▶ [EXERCISE AIM]:
Write the entries out again exactly as they stand, but without the pictures.

▶ [Dataset excerpt]:
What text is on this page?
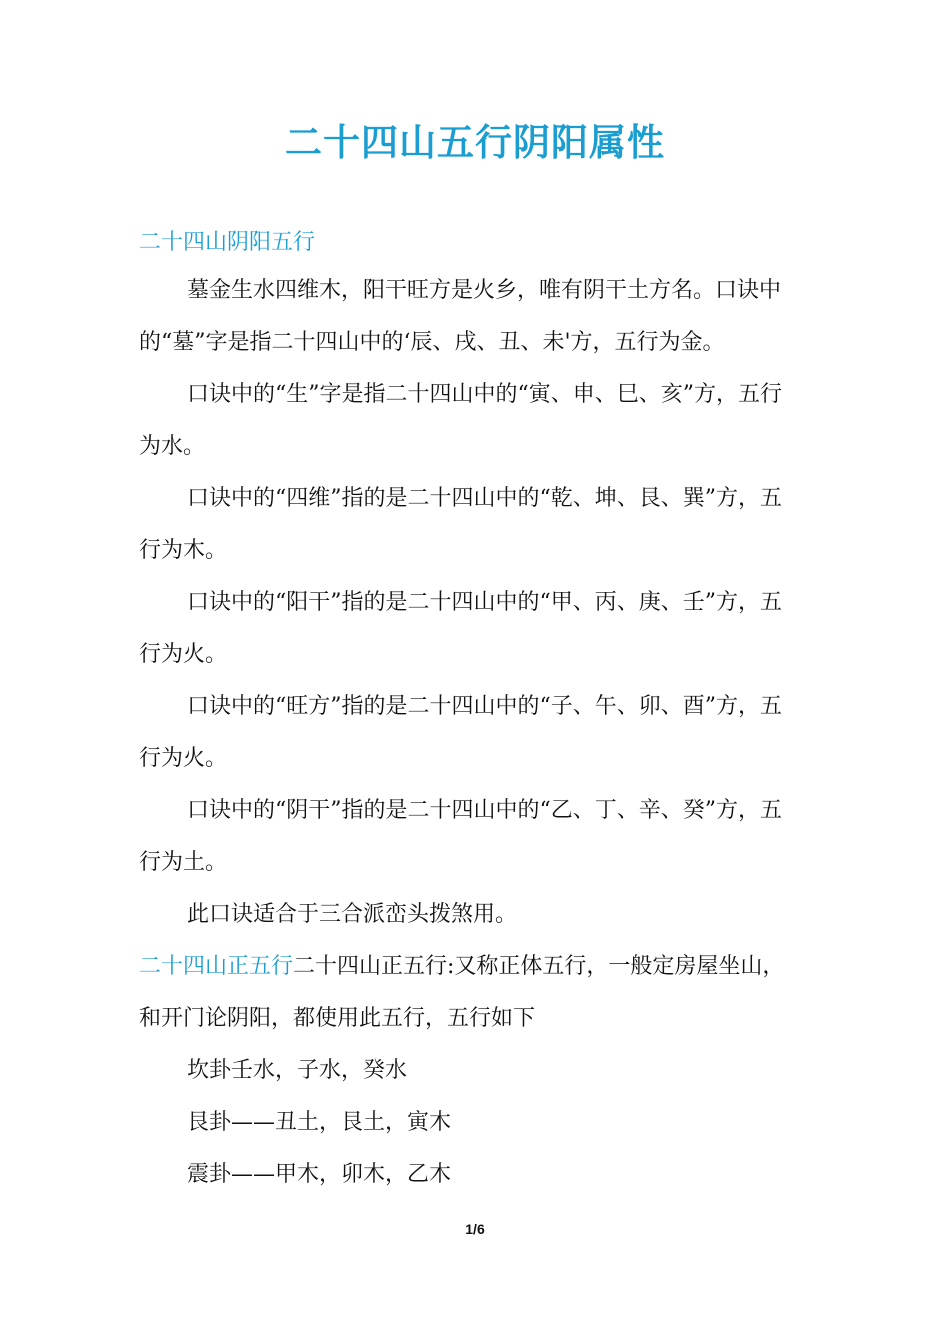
二十四山五行阴阳属性
二十四山阴阳五行
墓金生水四维木，阳干旺方是火乡，唯有阴干土方名。口诀中
的“墓”字是指二十四山中的‘辰、戌、丑、未'方，五行为金。
口诀中的“生”字是指二十四山中的“寅、申、巳、亥”方，五行
为水。
口诀中的“四维”指的是二十四山中的“乾、坤、艮、巽”方，五
行为木。
口诀中的“阳干”指的是二十四山中的“甲、丙、庚、壬”方，五
行为火。
口诀中的“旺方”指的是二十四山中的“子、午、卯、酉”方，五
行为火。
口诀中的“阴干”指的是二十四山中的“乙、丁、辛、癸”方，五
行为土。
此口诀适合于三合派峦头拨煞用。
二十四山正五行二十四山正五行:又称正体五行，一般定房屋坐山，
和开门论阴阳，都使用此五行，五行如下
坎卦壬水，子水，癸水
艮卦——丑土，艮土，寅木
震卦——甲木，卯木，乙木
1/6
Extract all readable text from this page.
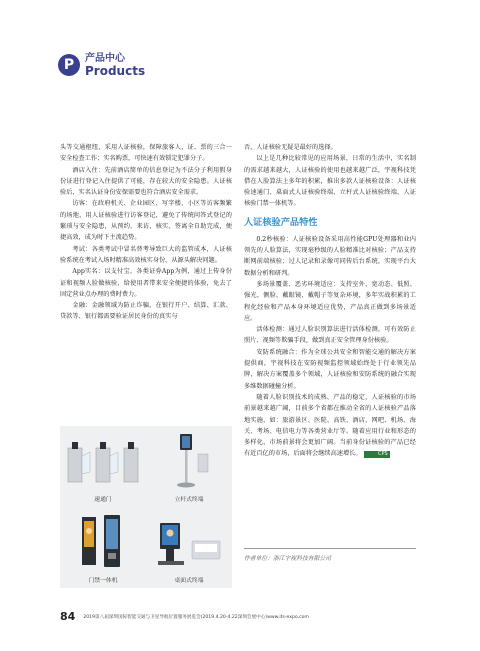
P	产品中心
Products

头等交通枢纽，采用人证核验，保障旅客人、证、票的三合一安全检查工作；实名购票，可快速有效锁定犯罪分子。

酒店入住：先前酒店简单的信息登记为不法分子利用假身份证进行登记入住提供了可能，存在较大的安全隐患。人证核验后，实名认证身份安保需要也符合酒店安全需求。

访客：在政府机关、企业园区、写字楼、小区等访客频繁的场地，用人证核验进行访客登记，避免了传统问答式登记的繁琐与安全隐患，从预约、来访、核实、签离全自助完成，便捷高效，成为时下主流趋势。

考试：各类考试中冒名替考导致巨大的监管成本，人证核验系统在考试入场时精准高效核实身份，从源头解决问题。

App实名：以支付宝、各类证券App为例，通过上传身份证和视频人脸做核验，给使用者带来安全便捷的体验，免去了固定营业点办理的费时费力。

金融：金融领域为防止诈骗，在银行开户、结算、汇款、贷款等、银行都需要验证居民身份的真实与

速通门	立杆式终端
门禁一体机	桌面式终端

否，人证核验无疑是最好的选择。

以上是几种比较常见的应用场景，日常的生活中，实名制的需求越来越大，人证核验的使用也越来越广泛，宇视科技凭借在人脸算法上多年的积累，推出多款人证核验设备：人证核验速通门、桌面式人证核验终端、立杆式人证核验终端、人证核验门禁一体机等。

人证核验产品特性

0.2秒核验：人证核验设备采用高性能GPU处理器和业内领先的人脸算法，实现毫秒级的人脸精准比对核验；产品支持断网前端核验；过人记录和录像可同传后台系统，实现平台大数据分析和研判。

多场景覆盖、恶劣环境适应：支持室外、宽动态、低照、强光、侧脸、戴眼镜、戴帽子等复杂环境，多年实战积累的工程化经验和产品本身环境适应优势，产品真正做到多场景适应。

活体检测：通过人脸识别算法进行活体检测，可有效防止照片、视频等欺骗手段，做到真正安全管理身份核验。

安防系统融合：作为全球公共安全和智能交通的解决方案提供商，宇视科技在安防视频监控领域始终处于行业领先品牌，解决方案覆盖多个领域，人证核验和安防系统的融合实现多维数据碰撞分析。

随着人脸识别技术的成熟、产品的稳定，人证核验的市场前景越来越广阔，目前多个省都在推动全省的人证核验产品落地实施，如：旅游景区、医院、高铁、酒店、网吧、机场、海关、考场、电信电力等各类营业厅等。随着应用行业和形态的多样化，市场前景将会更加广阔。当前身份证核验的产品已经有近百亿的市场，后面将会继续高速增长。	CPS

作者单位：浙江宇视科技有限公司
84 2019第八届深圳国际智能交通与卫星导航位置服务展览会(2019.4.20-4.22深圳会展中心)www.its-expo.com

▶ [FINISHED TASK]:
What text is on this page?
二十四山五行阴阳属性
二十四山阴阳五行
墓金生水四维木，阳干旺方是火乡，唯有阴干土方名。口诀中
的“墓”字是指二十四山中的‘辰、戌、丑、未'方，五行为金。
口诀中的“生”字是指二十四山中的“寅、申、巳、亥”方，五行
为水。
口诀中的“四维”指的是二十四山中的“乾、坤、艮、巽”方，五
行为木。
口诀中的“阳干”指的是二十四山中的“甲、丙、庚、壬”方，五
行为火。
口诀中的“旺方”指的是二十四山中的“子、午、卯、酉”方，五
行为火。
口诀中的“阴干”指的是二十四山中的“乙、丁、辛、癸”方，五
行为土。
此口诀适合于三合派峦头拨煞用。
二十四山正五行二十四山正五行:又称正体五行，一般定房屋坐山，
和开门论阴阳，都使用此五行，五行如下
坎卦壬水，子水，癸水
艮卦——丑土，艮土，寅木
震卦——甲木，卯木，乙木
1/6
Extract all readable text from this page.
P	产品中心
Products

头等交通枢纽，采用人证核验，保障旅客人、证、票的三合一安全检查工作；实名购票，可快速有效锁定犯罪分子。

酒店入住：先前酒店简单的信息登记为不法分子利用假身份证进行登记入住提供了可能，存在较大的安全隐患。人证核验后，实名认证身份安保需要也符合酒店安全需求。

访客：在政府机关、企业园区、写字楼、小区等访客频繁的场地，用人证核验进行访客登记，避免了传统问答式登记的繁琐与安全隐患，从预约、来访、核实、签离全自助完成，便捷高效，成为时下主流趋势。

考试：各类考试中冒名替考导致巨大的监管成本，人证核验系统在考试入场时精准高效核实身份，从源头解决问题。

App实名：以支付宝、各类证券App为例，通过上传身份证和视频人脸做核验，给使用者带来安全便捷的体验，免去了固定营业点办理的费时费力。

金融：金融领域为防止诈骗，在银行开户、结算、汇款、贷款等、银行都需要验证居民身份的真实与

速通门	立杆式终端
门禁一体机	桌面式终端

否，人证核验无疑是最好的选择。

以上是几种比较常见的应用场景，日常的生活中，实名制的需求越来越大，人证核验的使用也越来越广泛，宇视科技凭借在人脸算法上多年的积累，推出多款人证核验设备：人证核验速通门、桌面式人证核验终端、立杆式人证核验终端、人证核验门禁一体机等。

人证核验产品特性

0.2秒核验：人证核验设备采用高性能GPU处理器和业内领先的人脸算法，实现毫秒级的人脸精准比对核验；产品支持断网前端核验；过人记录和录像可同传后台系统，实现平台大数据分析和研判。

多场景覆盖、恶劣环境适应：支持室外、宽动态、低照、强光、侧脸、戴眼镜、戴帽子等复杂环境，多年实战积累的工程化经验和产品本身环境适应优势，产品真正做到多场景适应。

活体检测：通过人脸识别算法进行活体检测，可有效防止照片、视频等欺骗手段，做到真正安全管理身份核验。

安防系统融合：作为全球公共安全和智能交通的解决方案提供商，宇视科技在安防视频监控领域始终处于行业领先品牌，解决方案覆盖多个领域，人证核验和安防系统的融合实现多维数据碰撞分析。

随着人脸识别技术的成熟、产品的稳定，人证核验的市场前景越来越广阔，目前多个省都在推动全省的人证核验产品落地实施，如：旅游景区、医院、高铁、酒店、网吧、机场、海关、考场、电信电力等各类营业厅等。随着应用行业和形态的多样化，市场前景将会更加广阔。当前身份证核验的产品已经有近百亿的市场，后面将会继续高速增长。	CPS

作者单位：浙江宇视科技有限公司
84 2019第八届深圳国际智能交通与卫星导航位置服务展览会(2019.4.20-4.22深圳会展中心)www.its-expo.com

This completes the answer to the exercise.